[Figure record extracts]
--*--

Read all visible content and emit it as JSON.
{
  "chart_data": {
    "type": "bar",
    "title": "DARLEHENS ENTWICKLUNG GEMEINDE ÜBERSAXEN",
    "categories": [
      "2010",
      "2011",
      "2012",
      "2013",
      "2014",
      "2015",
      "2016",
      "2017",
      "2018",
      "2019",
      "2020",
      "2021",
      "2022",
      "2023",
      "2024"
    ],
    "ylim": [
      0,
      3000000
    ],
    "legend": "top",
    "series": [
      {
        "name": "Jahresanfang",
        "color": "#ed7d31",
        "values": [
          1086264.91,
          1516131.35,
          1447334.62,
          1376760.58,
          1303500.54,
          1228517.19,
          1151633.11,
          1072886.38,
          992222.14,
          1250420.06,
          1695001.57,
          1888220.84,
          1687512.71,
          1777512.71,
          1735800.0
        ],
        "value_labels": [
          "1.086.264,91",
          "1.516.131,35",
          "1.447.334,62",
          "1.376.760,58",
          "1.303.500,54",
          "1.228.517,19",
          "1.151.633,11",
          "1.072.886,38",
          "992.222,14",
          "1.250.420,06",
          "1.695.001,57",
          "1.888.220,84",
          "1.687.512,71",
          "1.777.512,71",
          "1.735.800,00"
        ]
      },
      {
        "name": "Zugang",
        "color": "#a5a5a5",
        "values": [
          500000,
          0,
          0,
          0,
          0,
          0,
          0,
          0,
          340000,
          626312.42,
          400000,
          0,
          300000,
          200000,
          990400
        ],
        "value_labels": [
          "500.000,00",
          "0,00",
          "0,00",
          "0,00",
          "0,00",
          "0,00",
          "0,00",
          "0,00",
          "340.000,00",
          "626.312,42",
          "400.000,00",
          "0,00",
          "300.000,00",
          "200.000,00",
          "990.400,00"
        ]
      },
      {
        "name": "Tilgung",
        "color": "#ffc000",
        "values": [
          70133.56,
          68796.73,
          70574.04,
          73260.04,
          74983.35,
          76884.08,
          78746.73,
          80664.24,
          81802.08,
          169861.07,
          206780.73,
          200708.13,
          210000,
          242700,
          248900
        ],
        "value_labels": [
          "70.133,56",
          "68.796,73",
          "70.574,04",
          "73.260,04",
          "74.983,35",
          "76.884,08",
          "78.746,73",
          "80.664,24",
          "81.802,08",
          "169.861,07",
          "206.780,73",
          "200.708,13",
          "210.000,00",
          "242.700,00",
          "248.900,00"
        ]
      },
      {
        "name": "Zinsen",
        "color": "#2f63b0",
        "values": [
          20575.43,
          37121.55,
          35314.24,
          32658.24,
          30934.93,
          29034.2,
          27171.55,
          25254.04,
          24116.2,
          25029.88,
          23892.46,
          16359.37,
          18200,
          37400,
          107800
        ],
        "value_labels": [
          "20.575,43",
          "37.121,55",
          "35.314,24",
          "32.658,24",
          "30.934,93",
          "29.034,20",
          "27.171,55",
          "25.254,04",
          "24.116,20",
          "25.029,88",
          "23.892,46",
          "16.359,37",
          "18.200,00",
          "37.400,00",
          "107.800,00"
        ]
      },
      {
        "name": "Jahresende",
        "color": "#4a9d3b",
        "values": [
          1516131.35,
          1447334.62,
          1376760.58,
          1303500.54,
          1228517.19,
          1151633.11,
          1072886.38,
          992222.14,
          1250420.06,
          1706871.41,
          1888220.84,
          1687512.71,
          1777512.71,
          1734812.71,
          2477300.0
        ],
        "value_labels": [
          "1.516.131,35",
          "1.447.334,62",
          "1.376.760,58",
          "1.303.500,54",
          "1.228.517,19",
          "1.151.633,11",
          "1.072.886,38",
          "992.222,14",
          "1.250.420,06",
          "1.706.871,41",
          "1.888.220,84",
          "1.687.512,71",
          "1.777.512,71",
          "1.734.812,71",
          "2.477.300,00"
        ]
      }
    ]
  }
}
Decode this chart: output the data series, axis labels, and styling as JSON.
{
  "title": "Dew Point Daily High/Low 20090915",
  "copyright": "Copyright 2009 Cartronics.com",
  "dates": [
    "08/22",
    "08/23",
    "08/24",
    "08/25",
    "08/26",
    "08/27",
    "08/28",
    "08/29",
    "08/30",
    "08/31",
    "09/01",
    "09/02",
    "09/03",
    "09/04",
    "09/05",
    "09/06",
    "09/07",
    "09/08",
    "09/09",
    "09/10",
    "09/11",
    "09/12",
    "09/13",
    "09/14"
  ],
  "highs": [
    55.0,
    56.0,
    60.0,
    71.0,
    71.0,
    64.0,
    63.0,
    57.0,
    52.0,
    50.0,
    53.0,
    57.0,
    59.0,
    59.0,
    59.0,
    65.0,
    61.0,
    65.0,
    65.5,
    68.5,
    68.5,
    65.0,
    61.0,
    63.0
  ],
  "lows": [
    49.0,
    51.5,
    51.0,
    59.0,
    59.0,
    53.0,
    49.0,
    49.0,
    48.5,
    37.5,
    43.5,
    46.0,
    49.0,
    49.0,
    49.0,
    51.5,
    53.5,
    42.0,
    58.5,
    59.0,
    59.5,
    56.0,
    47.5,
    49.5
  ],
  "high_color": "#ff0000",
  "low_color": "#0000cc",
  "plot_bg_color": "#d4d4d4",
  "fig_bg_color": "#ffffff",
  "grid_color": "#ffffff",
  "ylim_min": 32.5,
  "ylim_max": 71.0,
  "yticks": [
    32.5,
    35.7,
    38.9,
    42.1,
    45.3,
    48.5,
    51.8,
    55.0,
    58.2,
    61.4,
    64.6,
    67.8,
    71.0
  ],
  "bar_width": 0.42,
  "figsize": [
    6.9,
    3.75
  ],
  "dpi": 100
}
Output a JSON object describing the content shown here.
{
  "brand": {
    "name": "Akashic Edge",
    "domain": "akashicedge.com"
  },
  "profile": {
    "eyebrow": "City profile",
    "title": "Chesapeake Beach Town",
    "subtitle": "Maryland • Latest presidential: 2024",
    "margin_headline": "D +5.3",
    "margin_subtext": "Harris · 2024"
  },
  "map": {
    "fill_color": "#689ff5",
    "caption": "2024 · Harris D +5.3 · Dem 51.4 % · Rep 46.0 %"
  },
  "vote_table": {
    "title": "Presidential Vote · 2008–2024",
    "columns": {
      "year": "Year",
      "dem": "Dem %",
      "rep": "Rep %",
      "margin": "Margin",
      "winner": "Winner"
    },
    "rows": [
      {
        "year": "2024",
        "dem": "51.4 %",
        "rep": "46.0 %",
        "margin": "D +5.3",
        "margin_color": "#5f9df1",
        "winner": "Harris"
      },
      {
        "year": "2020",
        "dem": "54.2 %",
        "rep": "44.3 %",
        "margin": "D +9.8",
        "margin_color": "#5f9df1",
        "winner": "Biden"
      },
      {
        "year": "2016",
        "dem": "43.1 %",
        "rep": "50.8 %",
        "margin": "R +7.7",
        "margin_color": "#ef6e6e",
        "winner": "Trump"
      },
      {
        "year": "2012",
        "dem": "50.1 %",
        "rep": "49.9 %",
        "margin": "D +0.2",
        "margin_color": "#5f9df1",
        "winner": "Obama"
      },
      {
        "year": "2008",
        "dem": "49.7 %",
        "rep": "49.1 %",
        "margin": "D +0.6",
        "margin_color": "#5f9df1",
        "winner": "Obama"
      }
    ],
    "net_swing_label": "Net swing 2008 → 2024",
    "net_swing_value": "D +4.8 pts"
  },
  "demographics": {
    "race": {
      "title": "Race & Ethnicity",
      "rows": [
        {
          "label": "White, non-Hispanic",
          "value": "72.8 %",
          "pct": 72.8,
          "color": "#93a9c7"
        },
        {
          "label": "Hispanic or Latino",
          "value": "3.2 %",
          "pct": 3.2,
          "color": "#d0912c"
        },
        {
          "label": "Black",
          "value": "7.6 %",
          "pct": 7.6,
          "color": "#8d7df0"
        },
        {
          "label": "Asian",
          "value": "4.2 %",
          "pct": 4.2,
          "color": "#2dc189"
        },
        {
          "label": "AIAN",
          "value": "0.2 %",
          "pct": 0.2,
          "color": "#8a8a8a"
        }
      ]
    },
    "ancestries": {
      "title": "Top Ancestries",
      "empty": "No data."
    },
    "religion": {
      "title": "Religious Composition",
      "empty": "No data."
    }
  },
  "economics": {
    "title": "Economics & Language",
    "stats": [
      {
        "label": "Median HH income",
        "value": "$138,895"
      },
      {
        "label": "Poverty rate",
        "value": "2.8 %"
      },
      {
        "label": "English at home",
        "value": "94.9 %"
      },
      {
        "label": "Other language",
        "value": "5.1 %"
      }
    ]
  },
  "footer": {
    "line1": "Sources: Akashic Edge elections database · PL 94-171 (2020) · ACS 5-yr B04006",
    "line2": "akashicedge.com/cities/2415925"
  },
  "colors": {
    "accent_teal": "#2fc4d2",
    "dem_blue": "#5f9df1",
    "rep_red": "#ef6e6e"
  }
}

--*--

CHALLENGE: What is the number of lines containing "year"? Give that number only.

ANSWER IN FULL: 6